◆ **What you should do**
All of the material below is to be restated word for word, apart from the pictures.

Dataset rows
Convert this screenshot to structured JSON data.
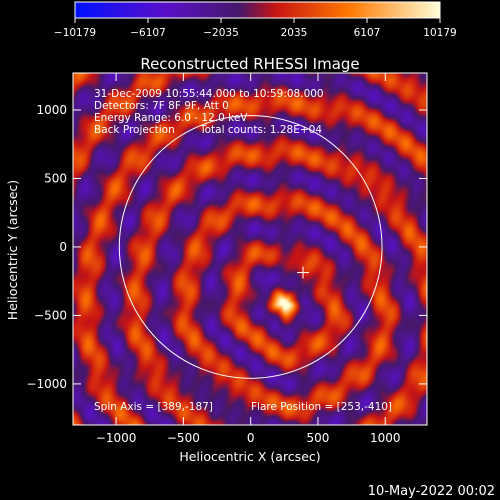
{
  "chart_data": {
    "type": "heatmap",
    "title": "Reconstructed RHESSI Image",
    "xlabel": "Heliocentric X (arcsec)",
    "ylabel": "Heliocentric Y (arcsec)",
    "xlim": [
      -1320,
      1310
    ],
    "ylim": [
      -1300,
      1270
    ],
    "x_ticks": [
      -1000,
      -500,
      0,
      500,
      1000
    ],
    "y_ticks": [
      -1000,
      -500,
      0,
      500,
      1000
    ],
    "colorbar": {
      "min": -10179,
      "max": 10179,
      "tick_values": [
        -10179,
        -6107,
        -2035,
        2035,
        6107,
        10179
      ],
      "tick_labels": [
        "−10179",
        "−6107",
        "−2035",
        "2035",
        "6107",
        "10179"
      ],
      "colors": [
        "#0010ff",
        "#5a10c8",
        "#46186a",
        "#c81414",
        "#ff7800",
        "#ffffd8"
      ]
    },
    "annotations": [
      "31-Dec-2009 10:55:44.000 to 10:59:08.000",
      "Detectors: 7F 8F 9F, Att 0",
      "Energy Range: 6.0 - 12.0 keV",
      "Back Projection",
      "Total counts: 1.28E+04"
    ],
    "spin_axis_label": "Spin Axis = [389,-187]",
    "flare_position_label": "Flare Position = [253,-410]",
    "spin_axis": [
      389,
      -187
    ],
    "flare_position": [
      253,
      -410
    ],
    "solar_limb_radius": 976,
    "peak": [
      253,
      -410
    ],
    "secondary_source": [
      389,
      -160
    ]
  },
  "footer": {
    "date": "10-May-2022 00:02"
  }
}
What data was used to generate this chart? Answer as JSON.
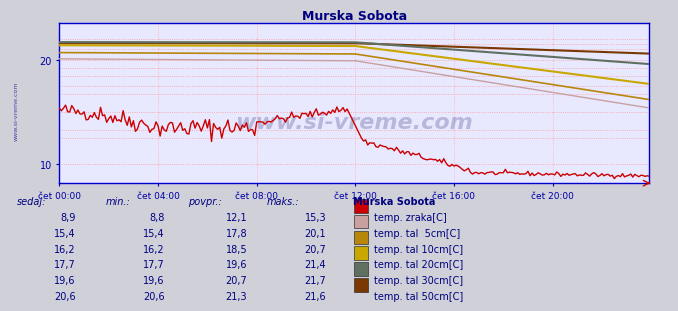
{
  "title": "Murska Sobota",
  "title_color": "#000080",
  "plot_bg_color": "#e8e8ff",
  "outer_bg_color": "#d0d0d8",
  "table_bg_color": "#e8eaf0",
  "xtick_labels": [
    "čet 00:00",
    "čet 04:00",
    "čet 08:00",
    "čet 12:00",
    "čet 16:00",
    "čet 20:00"
  ],
  "xtick_positions": [
    0,
    48,
    96,
    144,
    192,
    240
  ],
  "ytick_positions": [
    10,
    20
  ],
  "ylim": [
    8.2,
    23.5
  ],
  "xlim": [
    0,
    287
  ],
  "n_points": 288,
  "watermark": "www.si-vreme.com",
  "grid_hlines": [
    10.0,
    12.5,
    13.3,
    15.0,
    16.7,
    17.5,
    18.5,
    19.2,
    20.0,
    21.0,
    21.5,
    22.0
  ],
  "grid_vlines": [
    0,
    48,
    96,
    144,
    192,
    240
  ],
  "legend_colors": {
    "temp_zraka": "#cc0000",
    "temp_tal_5cm": "#c8a0a0",
    "temp_tal_10cm": "#b8860b",
    "temp_tal_20cm": "#c8a800",
    "temp_tal_30cm": "#607060",
    "temp_tal_50cm": "#7a3800"
  },
  "line_widths": {
    "temp_zraka": 1.0,
    "temp_tal_5cm": 1.0,
    "temp_tal_10cm": 1.2,
    "temp_tal_20cm": 1.5,
    "temp_tal_30cm": 1.5,
    "temp_tal_50cm": 1.5
  },
  "table": {
    "headers": [
      "sedaj:",
      "min.:",
      "povpr.:",
      "maks.:"
    ],
    "rows": [
      [
        "8,9",
        "8,8",
        "12,1",
        "15,3"
      ],
      [
        "15,4",
        "15,4",
        "17,8",
        "20,1"
      ],
      [
        "16,2",
        "16,2",
        "18,5",
        "20,7"
      ],
      [
        "17,7",
        "17,7",
        "19,6",
        "21,4"
      ],
      [
        "19,6",
        "19,6",
        "20,7",
        "21,7"
      ],
      [
        "20,6",
        "20,6",
        "21,3",
        "21,6"
      ]
    ],
    "series_labels": [
      "temp. zraka[C]",
      "temp. tal  5cm[C]",
      "temp. tal 10cm[C]",
      "temp. tal 20cm[C]",
      "temp. tal 30cm[C]",
      "temp. tal 50cm[C]"
    ]
  }
}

◆ **Exercise response**
Convert this screenshot to structured JSON data.
{
  "chart_data": {
    "type": "heatmap",
    "title": "Reconstructed RHESSI Image",
    "xlabel": "Heliocentric X (arcsec)",
    "ylabel": "Heliocentric Y (arcsec)",
    "xlim": [
      -1320,
      1310
    ],
    "ylim": [
      -1300,
      1270
    ],
    "x_ticks": [
      -1000,
      -500,
      0,
      500,
      1000
    ],
    "y_ticks": [
      -1000,
      -500,
      0,
      500,
      1000
    ],
    "colorbar": {
      "min": -10179,
      "max": 10179,
      "tick_values": [
        -10179,
        -6107,
        -2035,
        2035,
        6107,
        10179
      ],
      "tick_labels": [
        "−10179",
        "−6107",
        "−2035",
        "2035",
        "6107",
        "10179"
      ],
      "colors": [
        "#0010ff",
        "#5a10c8",
        "#46186a",
        "#c81414",
        "#ff7800",
        "#ffffd8"
      ]
    },
    "annotations": [
      "31-Dec-2009 10:55:44.000 to 10:59:08.000",
      "Detectors: 7F 8F 9F, Att 0",
      "Energy Range: 6.0 - 12.0 keV",
      "Back Projection",
      "Total counts: 1.28E+04"
    ],
    "spin_axis_label": "Spin Axis = [389,-187]",
    "flare_position_label": "Flare Position = [253,-410]",
    "spin_axis": [
      389,
      -187
    ],
    "flare_position": [
      253,
      -410
    ],
    "solar_limb_radius": 976,
    "peak": [
      253,
      -410
    ],
    "secondary_source": [
      389,
      -160
    ]
  },
  "footer": {
    "date": "10-May-2022 00:02"
  }
}
What data was used to generate this chart? Answer as JSON.
{
  "title": "Murska Sobota",
  "title_color": "#000080",
  "plot_bg_color": "#e8e8ff",
  "outer_bg_color": "#d0d0d8",
  "table_bg_color": "#e8eaf0",
  "xtick_labels": [
    "čet 00:00",
    "čet 04:00",
    "čet 08:00",
    "čet 12:00",
    "čet 16:00",
    "čet 20:00"
  ],
  "xtick_positions": [
    0,
    48,
    96,
    144,
    192,
    240
  ],
  "ytick_positions": [
    10,
    20
  ],
  "ylim": [
    8.2,
    23.5
  ],
  "xlim": [
    0,
    287
  ],
  "n_points": 288,
  "watermark": "www.si-vreme.com",
  "grid_hlines": [
    10.0,
    12.5,
    13.3,
    15.0,
    16.7,
    17.5,
    18.5,
    19.2,
    20.0,
    21.0,
    21.5,
    22.0
  ],
  "grid_vlines": [
    0,
    48,
    96,
    144,
    192,
    240
  ],
  "legend_colors": {
    "temp_zraka": "#cc0000",
    "temp_tal_5cm": "#c8a0a0",
    "temp_tal_10cm": "#b8860b",
    "temp_tal_20cm": "#c8a800",
    "temp_tal_30cm": "#607060",
    "temp_tal_50cm": "#7a3800"
  },
  "line_widths": {
    "temp_zraka": 1.0,
    "temp_tal_5cm": 1.0,
    "temp_tal_10cm": 1.2,
    "temp_tal_20cm": 1.5,
    "temp_tal_30cm": 1.5,
    "temp_tal_50cm": 1.5
  },
  "table": {
    "headers": [
      "sedaj:",
      "min.:",
      "povpr.:",
      "maks.:"
    ],
    "rows": [
      [
        "8,9",
        "8,8",
        "12,1",
        "15,3"
      ],
      [
        "15,4",
        "15,4",
        "17,8",
        "20,1"
      ],
      [
        "16,2",
        "16,2",
        "18,5",
        "20,7"
      ],
      [
        "17,7",
        "17,7",
        "19,6",
        "21,4"
      ],
      [
        "19,6",
        "19,6",
        "20,7",
        "21,7"
      ],
      [
        "20,6",
        "20,6",
        "21,3",
        "21,6"
      ]
    ],
    "series_labels": [
      "temp. zraka[C]",
      "temp. tal  5cm[C]",
      "temp. tal 10cm[C]",
      "temp. tal 20cm[C]",
      "temp. tal 30cm[C]",
      "temp. tal 50cm[C]"
    ]
  }
}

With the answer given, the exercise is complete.